Reproduce all entries precisely as they are written.

▽

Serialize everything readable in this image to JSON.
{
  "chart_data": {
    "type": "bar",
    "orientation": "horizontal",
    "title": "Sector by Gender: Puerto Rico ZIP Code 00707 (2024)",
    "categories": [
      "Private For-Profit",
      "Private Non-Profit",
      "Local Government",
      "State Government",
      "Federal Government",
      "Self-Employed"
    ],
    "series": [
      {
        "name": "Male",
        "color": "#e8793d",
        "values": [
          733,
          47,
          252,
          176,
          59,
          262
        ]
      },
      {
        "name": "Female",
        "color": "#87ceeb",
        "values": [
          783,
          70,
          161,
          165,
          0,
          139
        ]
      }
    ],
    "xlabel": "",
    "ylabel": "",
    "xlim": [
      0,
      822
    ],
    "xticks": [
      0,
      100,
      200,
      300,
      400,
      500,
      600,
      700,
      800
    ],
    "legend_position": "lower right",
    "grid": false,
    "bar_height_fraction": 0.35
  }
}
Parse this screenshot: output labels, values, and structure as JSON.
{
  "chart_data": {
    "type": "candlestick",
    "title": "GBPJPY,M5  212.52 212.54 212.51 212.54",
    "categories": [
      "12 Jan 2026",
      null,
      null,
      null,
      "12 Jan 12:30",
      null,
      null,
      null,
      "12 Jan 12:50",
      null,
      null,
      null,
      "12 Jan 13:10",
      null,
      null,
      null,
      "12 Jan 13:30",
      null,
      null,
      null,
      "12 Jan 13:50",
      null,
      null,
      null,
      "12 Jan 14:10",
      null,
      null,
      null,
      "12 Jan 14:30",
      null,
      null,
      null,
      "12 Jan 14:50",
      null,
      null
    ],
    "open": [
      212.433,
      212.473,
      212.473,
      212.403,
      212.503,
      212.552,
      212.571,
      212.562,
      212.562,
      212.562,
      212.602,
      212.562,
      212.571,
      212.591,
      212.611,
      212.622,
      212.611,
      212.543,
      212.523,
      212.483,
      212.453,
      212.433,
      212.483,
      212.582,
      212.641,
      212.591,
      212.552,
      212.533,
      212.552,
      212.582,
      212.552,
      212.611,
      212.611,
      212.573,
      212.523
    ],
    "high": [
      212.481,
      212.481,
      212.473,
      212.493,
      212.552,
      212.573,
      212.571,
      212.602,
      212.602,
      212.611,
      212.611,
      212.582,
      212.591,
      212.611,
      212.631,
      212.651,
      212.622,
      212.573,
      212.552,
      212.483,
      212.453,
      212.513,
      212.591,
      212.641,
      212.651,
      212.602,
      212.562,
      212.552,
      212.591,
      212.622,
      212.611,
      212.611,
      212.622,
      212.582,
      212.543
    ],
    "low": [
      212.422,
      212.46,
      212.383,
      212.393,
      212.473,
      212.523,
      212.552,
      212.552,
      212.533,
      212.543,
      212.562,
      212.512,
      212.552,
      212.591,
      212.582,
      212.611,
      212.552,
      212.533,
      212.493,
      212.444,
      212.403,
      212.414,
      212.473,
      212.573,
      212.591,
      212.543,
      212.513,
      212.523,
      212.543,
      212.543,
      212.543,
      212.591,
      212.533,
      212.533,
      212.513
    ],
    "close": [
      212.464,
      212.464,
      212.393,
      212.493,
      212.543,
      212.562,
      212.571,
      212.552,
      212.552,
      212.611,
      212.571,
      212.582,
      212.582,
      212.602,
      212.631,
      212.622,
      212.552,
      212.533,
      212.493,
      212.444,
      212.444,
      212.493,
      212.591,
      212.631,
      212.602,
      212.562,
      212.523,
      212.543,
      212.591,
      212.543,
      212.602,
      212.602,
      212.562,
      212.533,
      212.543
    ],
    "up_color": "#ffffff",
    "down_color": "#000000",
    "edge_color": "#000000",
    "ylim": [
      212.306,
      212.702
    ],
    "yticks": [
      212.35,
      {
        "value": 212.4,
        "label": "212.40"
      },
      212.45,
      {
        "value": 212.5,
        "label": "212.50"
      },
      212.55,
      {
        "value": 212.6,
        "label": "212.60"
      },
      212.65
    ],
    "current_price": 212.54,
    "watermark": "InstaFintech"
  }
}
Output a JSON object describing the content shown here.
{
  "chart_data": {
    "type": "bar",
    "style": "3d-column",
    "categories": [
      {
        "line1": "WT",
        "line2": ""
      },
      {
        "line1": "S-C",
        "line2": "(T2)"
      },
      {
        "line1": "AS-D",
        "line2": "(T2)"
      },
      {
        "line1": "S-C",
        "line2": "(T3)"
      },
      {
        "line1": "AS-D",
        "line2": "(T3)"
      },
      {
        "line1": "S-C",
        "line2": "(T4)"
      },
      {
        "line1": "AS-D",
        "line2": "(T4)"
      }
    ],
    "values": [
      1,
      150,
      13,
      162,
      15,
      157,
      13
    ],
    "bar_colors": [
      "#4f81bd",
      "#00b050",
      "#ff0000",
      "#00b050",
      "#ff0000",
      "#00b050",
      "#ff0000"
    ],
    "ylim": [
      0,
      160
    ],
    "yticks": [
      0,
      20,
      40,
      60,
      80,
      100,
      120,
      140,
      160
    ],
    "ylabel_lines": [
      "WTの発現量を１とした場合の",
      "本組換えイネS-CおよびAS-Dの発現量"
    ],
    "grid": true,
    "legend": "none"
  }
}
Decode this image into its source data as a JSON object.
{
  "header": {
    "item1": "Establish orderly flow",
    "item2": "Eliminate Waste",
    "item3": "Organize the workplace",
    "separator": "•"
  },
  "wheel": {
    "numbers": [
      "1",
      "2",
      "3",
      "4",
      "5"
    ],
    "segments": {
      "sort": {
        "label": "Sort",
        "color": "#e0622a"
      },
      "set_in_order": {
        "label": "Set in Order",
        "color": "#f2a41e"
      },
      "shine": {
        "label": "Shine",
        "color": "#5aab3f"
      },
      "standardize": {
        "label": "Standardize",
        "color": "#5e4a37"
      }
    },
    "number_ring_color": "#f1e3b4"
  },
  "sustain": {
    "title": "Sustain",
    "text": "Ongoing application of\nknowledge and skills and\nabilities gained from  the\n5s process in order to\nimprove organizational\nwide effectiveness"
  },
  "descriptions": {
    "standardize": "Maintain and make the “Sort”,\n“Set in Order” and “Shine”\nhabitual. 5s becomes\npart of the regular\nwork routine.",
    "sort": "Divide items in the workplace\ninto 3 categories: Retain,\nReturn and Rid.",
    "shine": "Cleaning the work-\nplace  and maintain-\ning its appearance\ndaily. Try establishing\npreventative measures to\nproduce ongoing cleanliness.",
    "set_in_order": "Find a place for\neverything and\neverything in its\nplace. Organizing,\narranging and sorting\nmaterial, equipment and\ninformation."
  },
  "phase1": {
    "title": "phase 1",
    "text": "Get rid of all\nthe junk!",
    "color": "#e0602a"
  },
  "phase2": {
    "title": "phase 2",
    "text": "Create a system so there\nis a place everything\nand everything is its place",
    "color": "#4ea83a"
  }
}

△

Exercise answer ->
Serialize everything readable in this image to JSON.
{
  "chart_data": {
    "type": "bar",
    "orientation": "horizontal",
    "title": "Sector by Gender: Puerto Rico ZIP Code 00707 (2024)",
    "categories": [
      "Private For-Profit",
      "Private Non-Profit",
      "Local Government",
      "State Government",
      "Federal Government",
      "Self-Employed"
    ],
    "series": [
      {
        "name": "Male",
        "color": "#e8793d",
        "values": [
          733,
          47,
          252,
          176,
          59,
          262
        ]
      },
      {
        "name": "Female",
        "color": "#87ceeb",
        "values": [
          783,
          70,
          161,
          165,
          0,
          139
        ]
      }
    ],
    "xlabel": "",
    "ylabel": "",
    "xlim": [
      0,
      822
    ],
    "xticks": [
      0,
      100,
      200,
      300,
      400,
      500,
      600,
      700,
      800
    ],
    "legend_position": "lower right",
    "grid": false,
    "bar_height_fraction": 0.35
  }
}
Parse this screenshot: output labels, values, and structure as JSON.
{
  "chart_data": {
    "type": "candlestick",
    "title": "GBPJPY,M5  212.52 212.54 212.51 212.54",
    "categories": [
      "12 Jan 2026",
      null,
      null,
      null,
      "12 Jan 12:30",
      null,
      null,
      null,
      "12 Jan 12:50",
      null,
      null,
      null,
      "12 Jan 13:10",
      null,
      null,
      null,
      "12 Jan 13:30",
      null,
      null,
      null,
      "12 Jan 13:50",
      null,
      null,
      null,
      "12 Jan 14:10",
      null,
      null,
      null,
      "12 Jan 14:30",
      null,
      null,
      null,
      "12 Jan 14:50",
      null,
      null
    ],
    "open": [
      212.433,
      212.473,
      212.473,
      212.403,
      212.503,
      212.552,
      212.571,
      212.562,
      212.562,
      212.562,
      212.602,
      212.562,
      212.571,
      212.591,
      212.611,
      212.622,
      212.611,
      212.543,
      212.523,
      212.483,
      212.453,
      212.433,
      212.483,
      212.582,
      212.641,
      212.591,
      212.552,
      212.533,
      212.552,
      212.582,
      212.552,
      212.611,
      212.611,
      212.573,
      212.523
    ],
    "high": [
      212.481,
      212.481,
      212.473,
      212.493,
      212.552,
      212.573,
      212.571,
      212.602,
      212.602,
      212.611,
      212.611,
      212.582,
      212.591,
      212.611,
      212.631,
      212.651,
      212.622,
      212.573,
      212.552,
      212.483,
      212.453,
      212.513,
      212.591,
      212.641,
      212.651,
      212.602,
      212.562,
      212.552,
      212.591,
      212.622,
      212.611,
      212.611,
      212.622,
      212.582,
      212.543
    ],
    "low": [
      212.422,
      212.46,
      212.383,
      212.393,
      212.473,
      212.523,
      212.552,
      212.552,
      212.533,
      212.543,
      212.562,
      212.512,
      212.552,
      212.591,
      212.582,
      212.611,
      212.552,
      212.533,
      212.493,
      212.444,
      212.403,
      212.414,
      212.473,
      212.573,
      212.591,
      212.543,
      212.513,
      212.523,
      212.543,
      212.543,
      212.543,
      212.591,
      212.533,
      212.533,
      212.513
    ],
    "close": [
      212.464,
      212.464,
      212.393,
      212.493,
      212.543,
      212.562,
      212.571,
      212.552,
      212.552,
      212.611,
      212.571,
      212.582,
      212.582,
      212.602,
      212.631,
      212.622,
      212.552,
      212.533,
      212.493,
      212.444,
      212.444,
      212.493,
      212.591,
      212.631,
      212.602,
      212.562,
      212.523,
      212.543,
      212.591,
      212.543,
      212.602,
      212.602,
      212.562,
      212.533,
      212.543
    ],
    "up_color": "#ffffff",
    "down_color": "#000000",
    "edge_color": "#000000",
    "ylim": [
      212.306,
      212.702
    ],
    "yticks": [
      212.35,
      {
        "value": 212.4,
        "label": "212.40"
      },
      212.45,
      {
        "value": 212.5,
        "label": "212.50"
      },
      212.55,
      {
        "value": 212.6,
        "label": "212.60"
      },
      212.65
    ],
    "current_price": 212.54,
    "watermark": "InstaFintech"
  }
}
Output a JSON object describing the content shown here.
{
  "chart_data": {
    "type": "bar",
    "style": "3d-column",
    "categories": [
      {
        "line1": "WT",
        "line2": ""
      },
      {
        "line1": "S-C",
        "line2": "(T2)"
      },
      {
        "line1": "AS-D",
        "line2": "(T2)"
      },
      {
        "line1": "S-C",
        "line2": "(T3)"
      },
      {
        "line1": "AS-D",
        "line2": "(T3)"
      },
      {
        "line1": "S-C",
        "line2": "(T4)"
      },
      {
        "line1": "AS-D",
        "line2": "(T4)"
      }
    ],
    "values": [
      1,
      150,
      13,
      162,
      15,
      157,
      13
    ],
    "bar_colors": [
      "#4f81bd",
      "#00b050",
      "#ff0000",
      "#00b050",
      "#ff0000",
      "#00b050",
      "#ff0000"
    ],
    "ylim": [
      0,
      160
    ],
    "yticks": [
      0,
      20,
      40,
      60,
      80,
      100,
      120,
      140,
      160
    ],
    "ylabel_lines": [
      "WTの発現量を１とした場合の",
      "本組換えイネS-CおよびAS-Dの発現量"
    ],
    "grid": true,
    "legend": "none"
  }
}
Decode this image into its source data as a JSON object.
{
  "header": {
    "item1": "Establish orderly flow",
    "item2": "Eliminate Waste",
    "item3": "Organize the workplace",
    "separator": "•"
  },
  "wheel": {
    "numbers": [
      "1",
      "2",
      "3",
      "4",
      "5"
    ],
    "segments": {
      "sort": {
        "label": "Sort",
        "color": "#e0622a"
      },
      "set_in_order": {
        "label": "Set in Order",
        "color": "#f2a41e"
      },
      "shine": {
        "label": "Shine",
        "color": "#5aab3f"
      },
      "standardize": {
        "label": "Standardize",
        "color": "#5e4a37"
      }
    },
    "number_ring_color": "#f1e3b4"
  },
  "sustain": {
    "title": "Sustain",
    "text": "Ongoing application of\nknowledge and skills and\nabilities gained from  the\n5s process in order to\nimprove organizational\nwide effectiveness"
  },
  "descriptions": {
    "standardize": "Maintain and make the “Sort”,\n“Set in Order” and “Shine”\nhabitual. 5s becomes\npart of the regular\nwork routine.",
    "sort": "Divide items in the workplace\ninto 3 categories: Retain,\nReturn and Rid.",
    "shine": "Cleaning the work-\nplace  and maintain-\ning its appearance\ndaily. Try establishing\npreventative measures to\nproduce ongoing cleanliness.",
    "set_in_order": "Find a place for\neverything and\neverything in its\nplace. Organizing,\narranging and sorting\nmaterial, equipment and\ninformation."
  },
  "phase1": {
    "title": "phase 1",
    "text": "Get rid of all\nthe junk!",
    "color": "#e0602a"
  },
  "phase2": {
    "title": "phase 2",
    "text": "Create a system so there\nis a place everything\nand everything is its place",
    "color": "#4ea83a"
  }
}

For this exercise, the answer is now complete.